** Begin Exercise material **

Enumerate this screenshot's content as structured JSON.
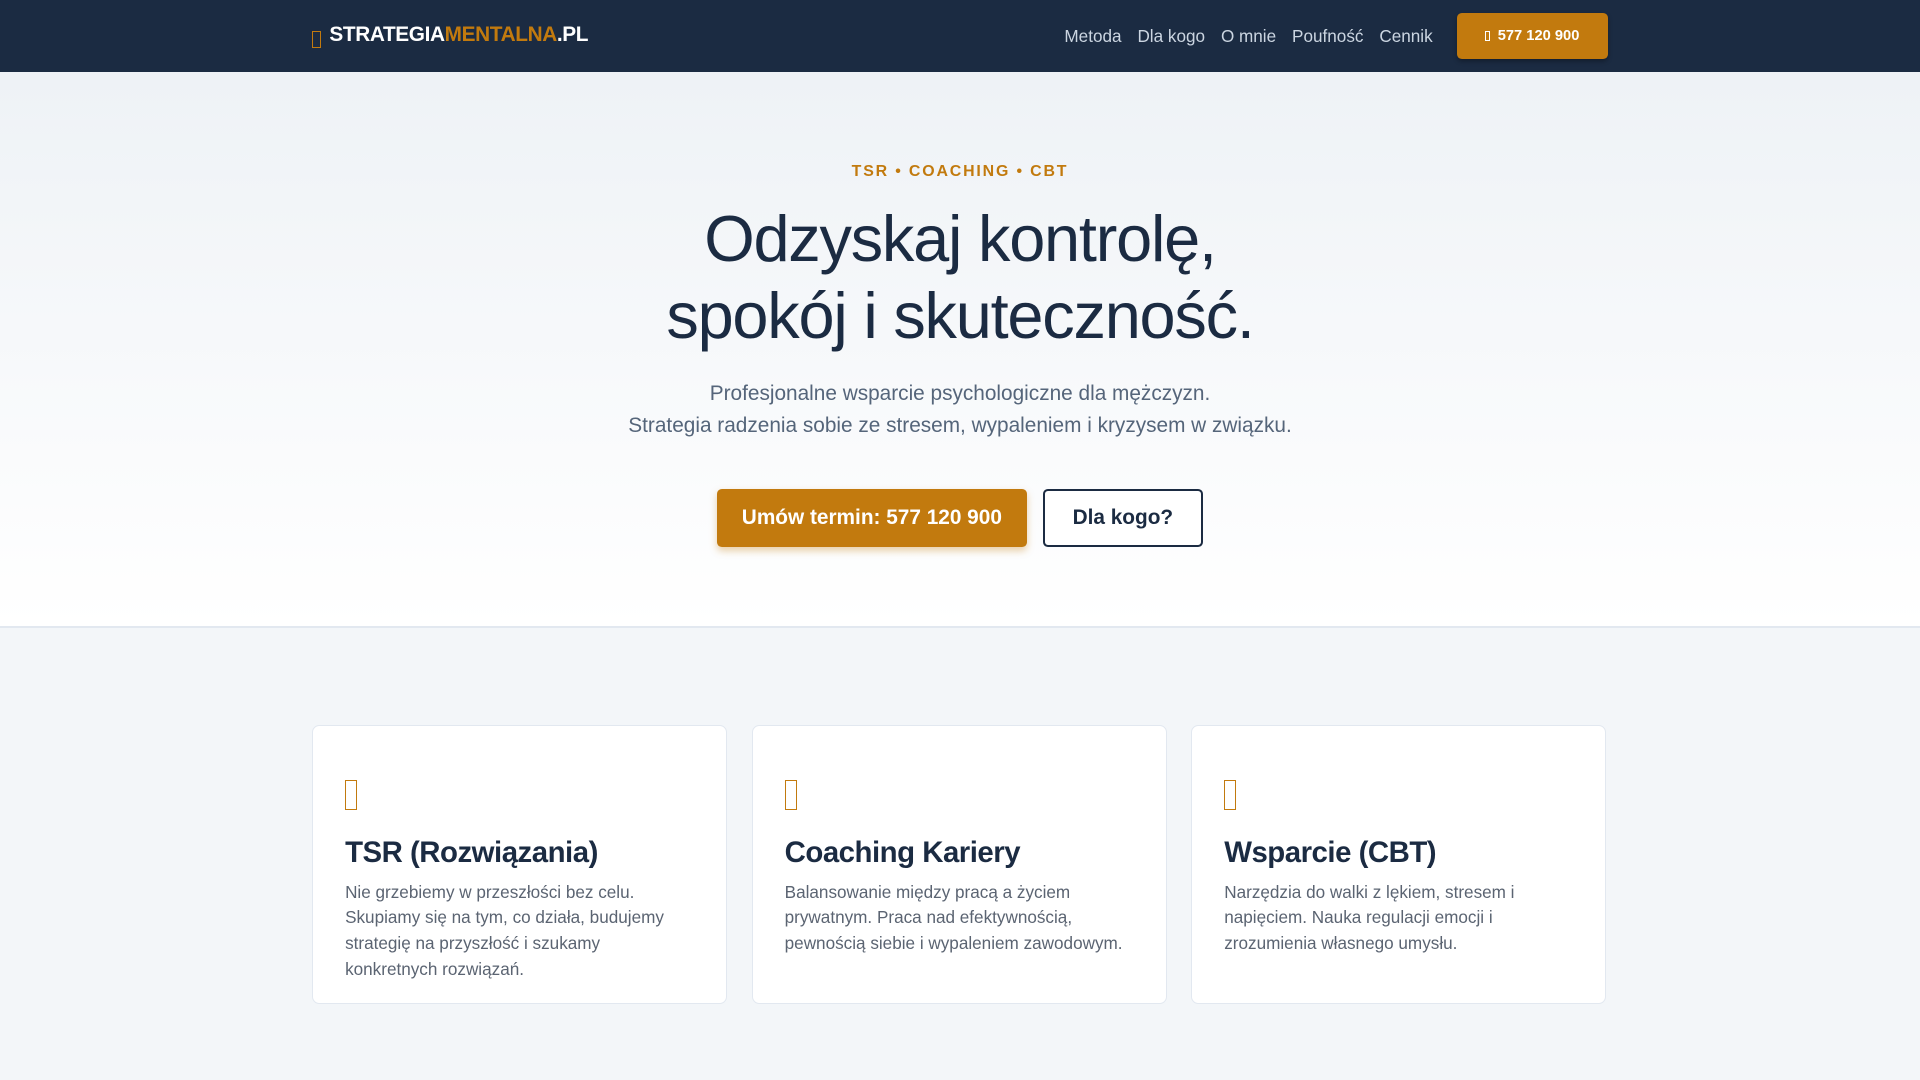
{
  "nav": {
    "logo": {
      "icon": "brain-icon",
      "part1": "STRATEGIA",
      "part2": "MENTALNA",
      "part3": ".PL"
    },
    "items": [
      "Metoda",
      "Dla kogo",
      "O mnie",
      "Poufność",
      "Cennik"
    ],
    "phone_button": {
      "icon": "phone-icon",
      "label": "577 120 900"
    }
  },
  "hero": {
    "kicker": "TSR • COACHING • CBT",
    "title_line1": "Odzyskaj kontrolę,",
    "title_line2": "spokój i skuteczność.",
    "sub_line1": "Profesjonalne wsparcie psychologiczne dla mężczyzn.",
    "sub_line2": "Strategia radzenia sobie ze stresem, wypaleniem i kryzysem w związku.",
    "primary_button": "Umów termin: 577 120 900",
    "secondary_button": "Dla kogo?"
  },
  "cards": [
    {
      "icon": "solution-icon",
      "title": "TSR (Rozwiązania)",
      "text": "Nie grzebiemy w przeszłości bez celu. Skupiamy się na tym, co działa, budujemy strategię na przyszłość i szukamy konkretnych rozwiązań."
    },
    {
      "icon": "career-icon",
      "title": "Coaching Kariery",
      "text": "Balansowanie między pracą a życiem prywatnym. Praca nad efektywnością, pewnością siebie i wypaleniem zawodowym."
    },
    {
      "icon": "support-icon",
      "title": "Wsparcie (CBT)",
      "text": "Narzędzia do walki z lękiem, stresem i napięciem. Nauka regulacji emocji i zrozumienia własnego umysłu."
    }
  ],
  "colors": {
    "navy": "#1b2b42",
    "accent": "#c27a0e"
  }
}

** End Exercise material **
** Begin Exercise material **

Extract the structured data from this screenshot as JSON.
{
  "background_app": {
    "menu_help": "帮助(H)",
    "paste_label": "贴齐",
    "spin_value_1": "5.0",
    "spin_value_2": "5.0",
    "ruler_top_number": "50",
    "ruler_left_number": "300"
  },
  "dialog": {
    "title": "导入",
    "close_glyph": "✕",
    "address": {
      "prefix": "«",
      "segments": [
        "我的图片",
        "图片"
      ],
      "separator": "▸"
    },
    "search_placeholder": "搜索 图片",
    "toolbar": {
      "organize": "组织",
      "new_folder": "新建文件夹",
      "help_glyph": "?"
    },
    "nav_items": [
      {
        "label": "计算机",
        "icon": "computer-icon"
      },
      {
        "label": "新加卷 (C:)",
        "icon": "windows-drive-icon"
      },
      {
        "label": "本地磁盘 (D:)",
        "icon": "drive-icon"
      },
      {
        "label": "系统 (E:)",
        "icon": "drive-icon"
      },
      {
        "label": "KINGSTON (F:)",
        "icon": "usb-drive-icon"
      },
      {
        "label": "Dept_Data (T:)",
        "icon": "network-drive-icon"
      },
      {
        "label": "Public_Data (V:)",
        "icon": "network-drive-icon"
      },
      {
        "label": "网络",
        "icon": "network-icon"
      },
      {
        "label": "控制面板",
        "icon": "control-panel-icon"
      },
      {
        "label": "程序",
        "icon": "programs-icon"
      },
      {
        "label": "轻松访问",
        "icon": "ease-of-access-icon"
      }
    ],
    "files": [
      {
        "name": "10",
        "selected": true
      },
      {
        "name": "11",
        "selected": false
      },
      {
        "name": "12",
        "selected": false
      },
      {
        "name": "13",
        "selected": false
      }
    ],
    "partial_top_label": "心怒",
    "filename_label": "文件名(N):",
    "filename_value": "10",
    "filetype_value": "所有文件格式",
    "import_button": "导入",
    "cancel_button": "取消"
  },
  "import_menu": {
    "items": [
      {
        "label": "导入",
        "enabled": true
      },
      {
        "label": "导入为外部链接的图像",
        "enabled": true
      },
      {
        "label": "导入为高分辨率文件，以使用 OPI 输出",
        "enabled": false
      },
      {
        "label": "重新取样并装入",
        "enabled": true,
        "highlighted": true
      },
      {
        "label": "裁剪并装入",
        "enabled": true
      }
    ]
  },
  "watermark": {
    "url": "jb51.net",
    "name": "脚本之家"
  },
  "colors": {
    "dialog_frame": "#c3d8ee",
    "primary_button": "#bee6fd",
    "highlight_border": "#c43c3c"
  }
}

** End Exercise material **

Where a line in the entries holds "text", copy that line.

      "text": "Nie grzebiemy w przeszłości bez celu. Skupiamy się na tym, co działa, budujemy strategię na przyszłość i szukamy konkretnych rozwiązań."
      "text": "Balansowanie między pracą a życiem prywatnym. Praca nad efektywnością, pewnością siebie i wypaleniem zawodowym."
      "text": "Narzędzia do walki z lękiem, stresem i napięciem. Nauka regulacji emocji i zrozumienia własnego umysłu."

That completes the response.